### JOB
Give back each entry unchanged, minus pictures.

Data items
# # # # # # #
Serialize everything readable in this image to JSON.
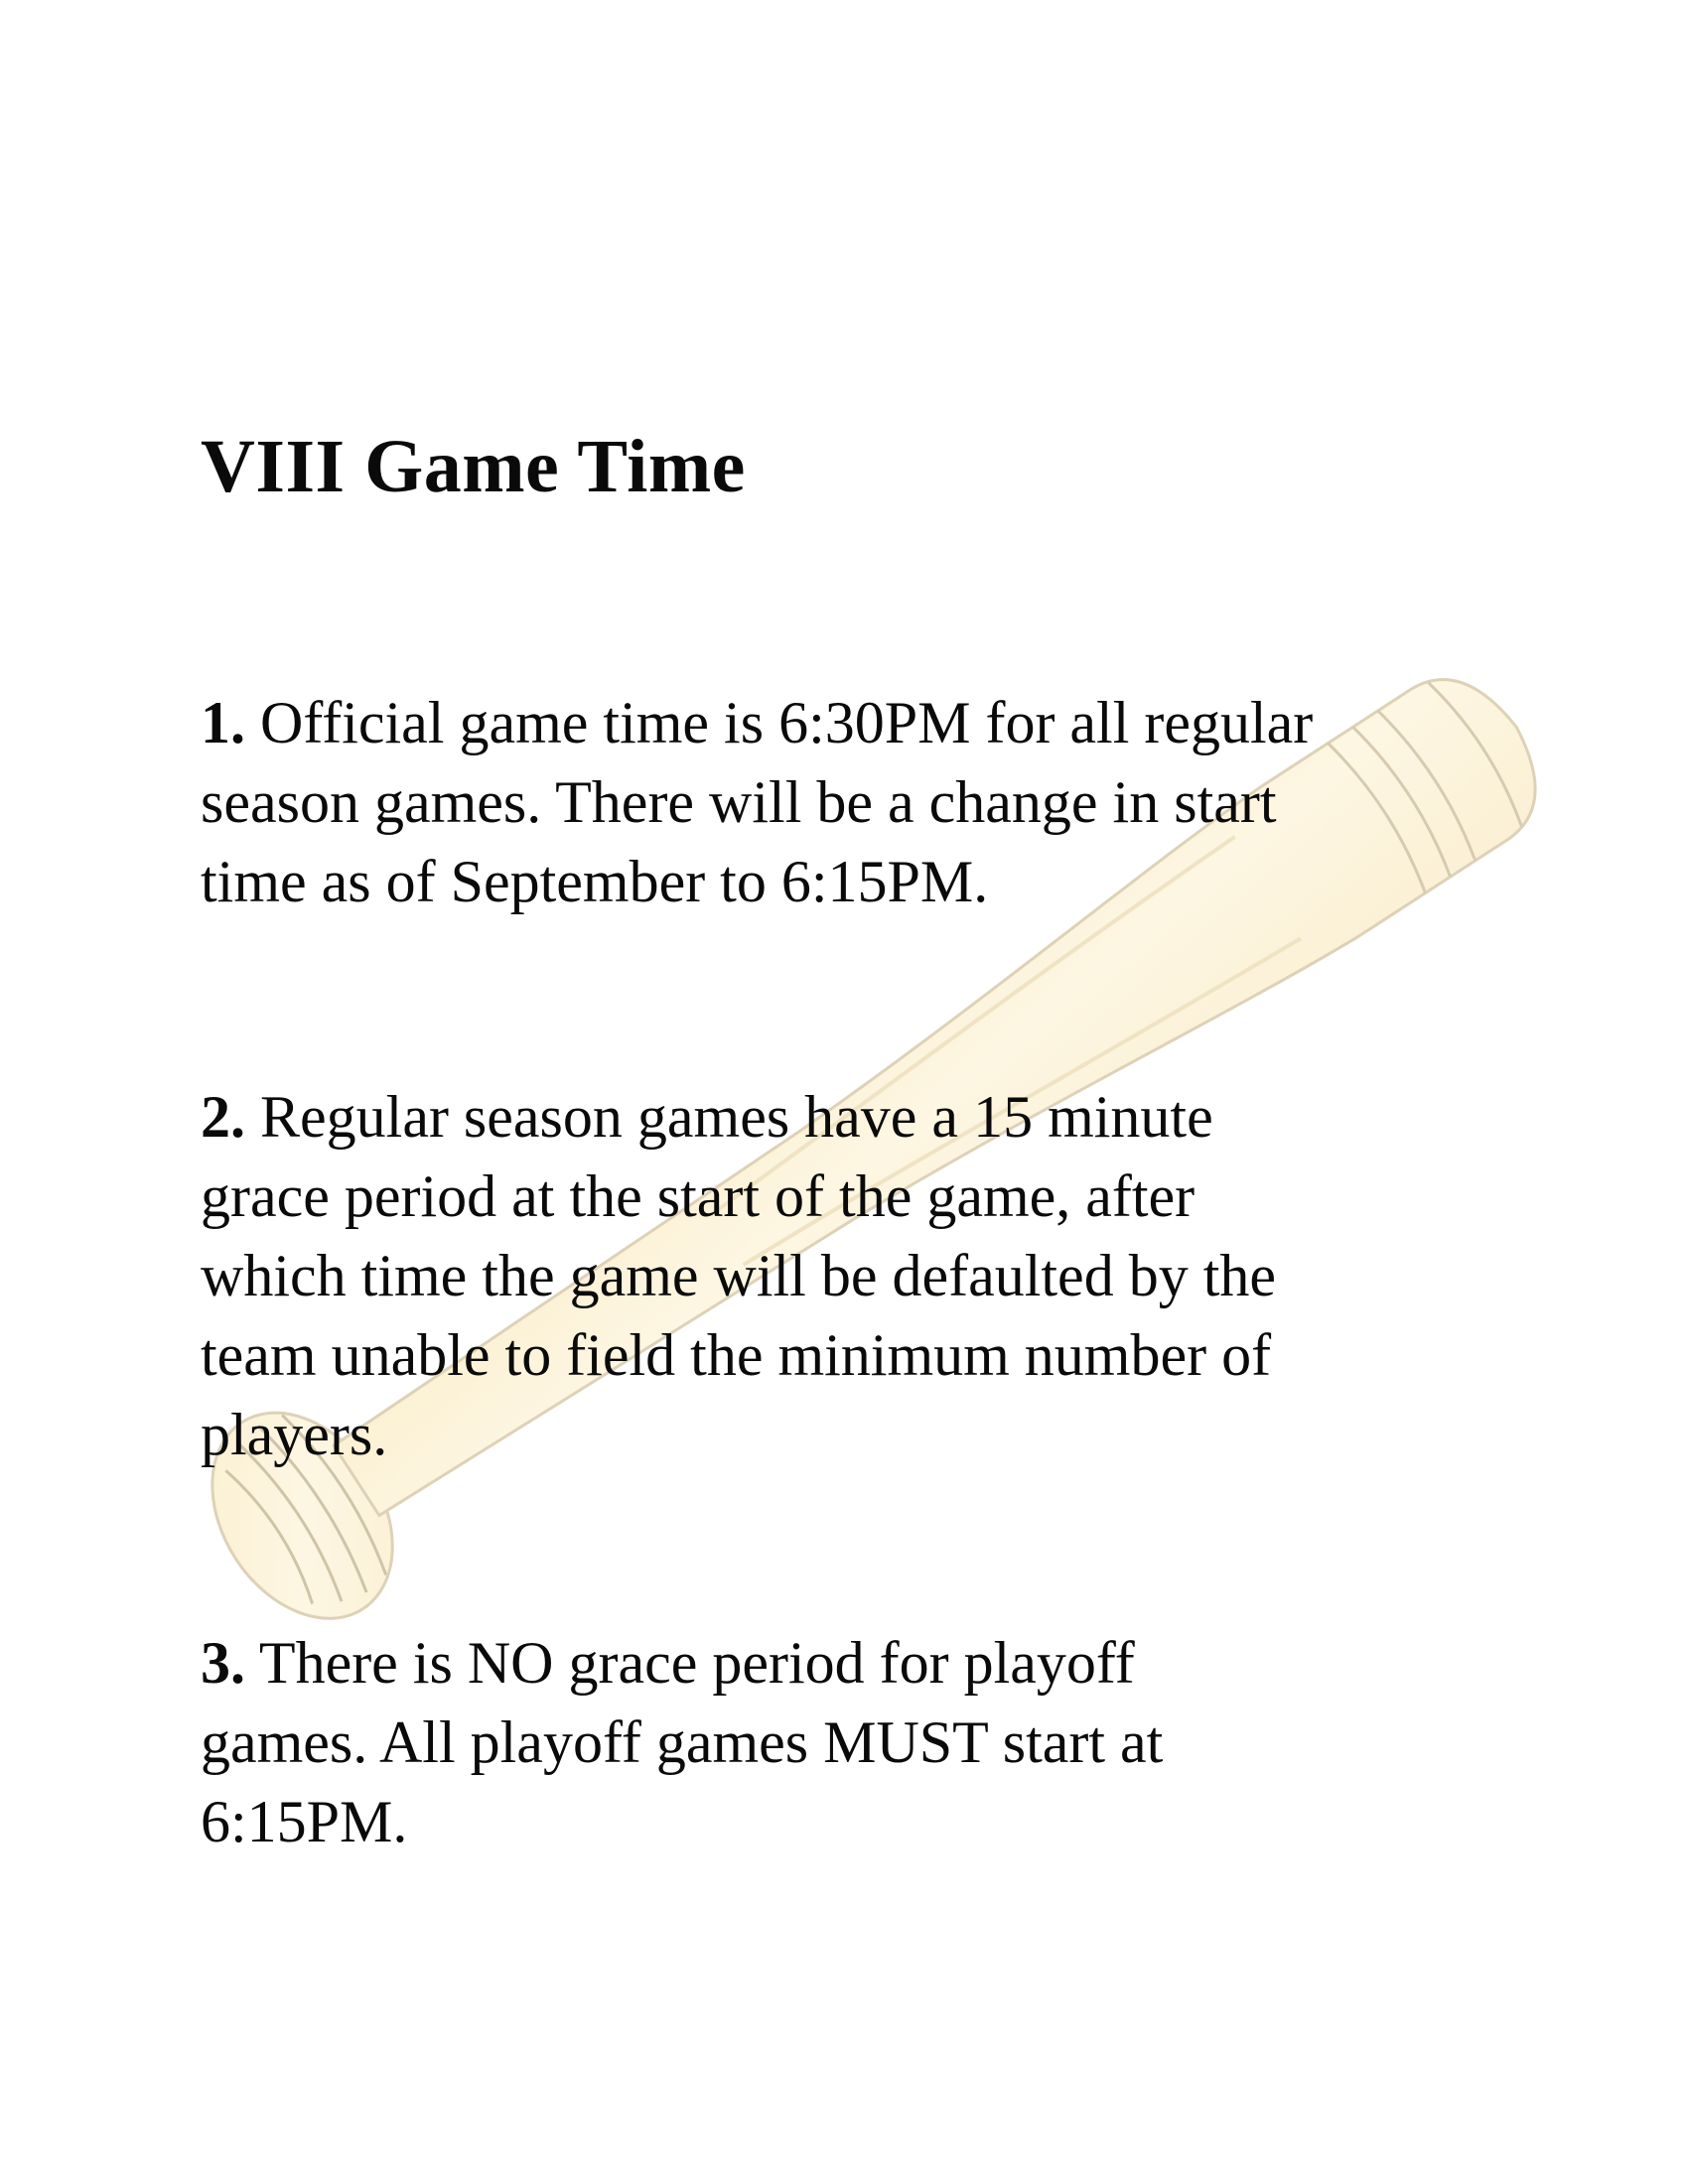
{
  "section": {
    "heading": "VIII Game Time"
  },
  "rules": [
    {
      "number": "1.",
      "lines": [
        "Official game time is 6:30PM for all regular",
        "season games.  There will be a change in start",
        "time as of September to 6:15PM."
      ]
    },
    {
      "number": "2.",
      "lines": [
        "Regular season games have a 15 minute",
        "grace period at the start of the game, after",
        "which time the game will be defaulted by the",
        "team unable to field the minimum number of",
        "players."
      ]
    },
    {
      "number": "3.",
      "lines": [
        "There is NO grace period for playoff",
        "games.  All playoff games MUST start at",
        "6:15PM."
      ]
    }
  ],
  "colors": {
    "text": "#0a0a0a",
    "bat_fill": "#fdf3d8",
    "bat_stroke": "#ddd2b8",
    "background": "#ffffff"
  },
  "icons": {
    "watermark": "baseball-bat-icon"
  }
}
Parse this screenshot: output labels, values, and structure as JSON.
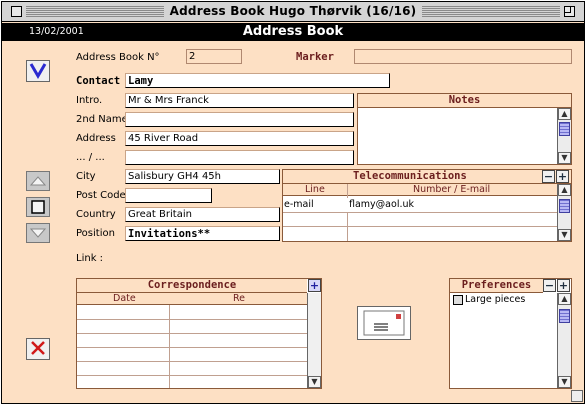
{
  "window": {
    "title": "Address Book Hugo Thørvik (16/16)"
  },
  "header": {
    "date": "13/02/2001",
    "title": "Address Book"
  },
  "form": {
    "address_book_no_label": "Address Book N°",
    "address_book_no": "2",
    "marker_label": "Marker",
    "marker": "",
    "contact_label": "Contact",
    "contact": "Lamy",
    "intro_label": "Intro.",
    "intro": "Mr & Mrs Franck",
    "second_name_label": "2nd Name",
    "second_name": "",
    "address_label": "Address",
    "address": "45 River Road",
    "address2_label": "... / ...",
    "address2": "",
    "city_label": "City",
    "city": "Salisbury GH4 45h",
    "postcode_label": "Post Code",
    "postcode": "",
    "country_label": "Country",
    "country": "Great Britain",
    "position_label": "Position",
    "position": "Invitations**",
    "link_label": "Link :"
  },
  "notes": {
    "title": "Notes",
    "text": ""
  },
  "telecom": {
    "title": "Telecommunications",
    "col_line": "Line",
    "col_number": "Number / E-mail",
    "rows": [
      {
        "line": "e-mail",
        "number": "flamy@aol.uk"
      }
    ]
  },
  "correspondence": {
    "title": "Correspondence",
    "col_date": "Date",
    "col_re": "Re"
  },
  "preferences": {
    "title": "Preferences",
    "items": [
      {
        "label": "Large pieces",
        "checked": false
      }
    ]
  },
  "icons": {
    "check": "checkmark-icon",
    "up": "up-arrow-icon",
    "stop": "square-icon",
    "down": "down-arrow-icon",
    "delete": "x-icon",
    "envelope": "envelope-icon"
  },
  "colors": {
    "background": "#fde0c4",
    "panel_title": "#6b1e1e",
    "check_blue": "#2a2ad0",
    "delete_red": "#d01818"
  }
}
# # # # # # #
### CORRECT RESPONSE
Serialize everything readable in this image to JSON.
{
  "section": {
    "heading": "VIII Game Time"
  },
  "rules": [
    {
      "number": "1.",
      "lines": [
        "Official game time is 6:30PM for all regular",
        "season games.  There will be a change in start",
        "time as of September to 6:15PM."
      ]
    },
    {
      "number": "2.",
      "lines": [
        "Regular season games have a 15 minute",
        "grace period at the start of the game, after",
        "which time the game will be defaulted by the",
        "team unable to field the minimum number of",
        "players."
      ]
    },
    {
      "number": "3.",
      "lines": [
        "There is NO grace period for playoff",
        "games.  All playoff games MUST start at",
        "6:15PM."
      ]
    }
  ],
  "colors": {
    "text": "#0a0a0a",
    "bat_fill": "#fdf3d8",
    "bat_stroke": "#ddd2b8",
    "background": "#ffffff"
  },
  "icons": {
    "watermark": "baseball-bat-icon"
  }
}
Parse this screenshot: output labels, values, and structure as JSON.
{
  "window": {
    "title": "Address Book Hugo Thørvik (16/16)"
  },
  "header": {
    "date": "13/02/2001",
    "title": "Address Book"
  },
  "form": {
    "address_book_no_label": "Address Book N°",
    "address_book_no": "2",
    "marker_label": "Marker",
    "marker": "",
    "contact_label": "Contact",
    "contact": "Lamy",
    "intro_label": "Intro.",
    "intro": "Mr & Mrs Franck",
    "second_name_label": "2nd Name",
    "second_name": "",
    "address_label": "Address",
    "address": "45 River Road",
    "address2_label": "... / ...",
    "address2": "",
    "city_label": "City",
    "city": "Salisbury GH4 45h",
    "postcode_label": "Post Code",
    "postcode": "",
    "country_label": "Country",
    "country": "Great Britain",
    "position_label": "Position",
    "position": "Invitations**",
    "link_label": "Link :"
  },
  "notes": {
    "title": "Notes",
    "text": ""
  },
  "telecom": {
    "title": "Telecommunications",
    "col_line": "Line",
    "col_number": "Number / E-mail",
    "rows": [
      {
        "line": "e-mail",
        "number": "flamy@aol.uk"
      }
    ]
  },
  "correspondence": {
    "title": "Correspondence",
    "col_date": "Date",
    "col_re": "Re"
  },
  "preferences": {
    "title": "Preferences",
    "items": [
      {
        "label": "Large pieces",
        "checked": false
      }
    ]
  },
  "icons": {
    "check": "checkmark-icon",
    "up": "up-arrow-icon",
    "stop": "square-icon",
    "down": "down-arrow-icon",
    "delete": "x-icon",
    "envelope": "envelope-icon"
  },
  "colors": {
    "background": "#fde0c4",
    "panel_title": "#6b1e1e",
    "check_blue": "#2a2ad0",
    "delete_red": "#d01818"
  }
}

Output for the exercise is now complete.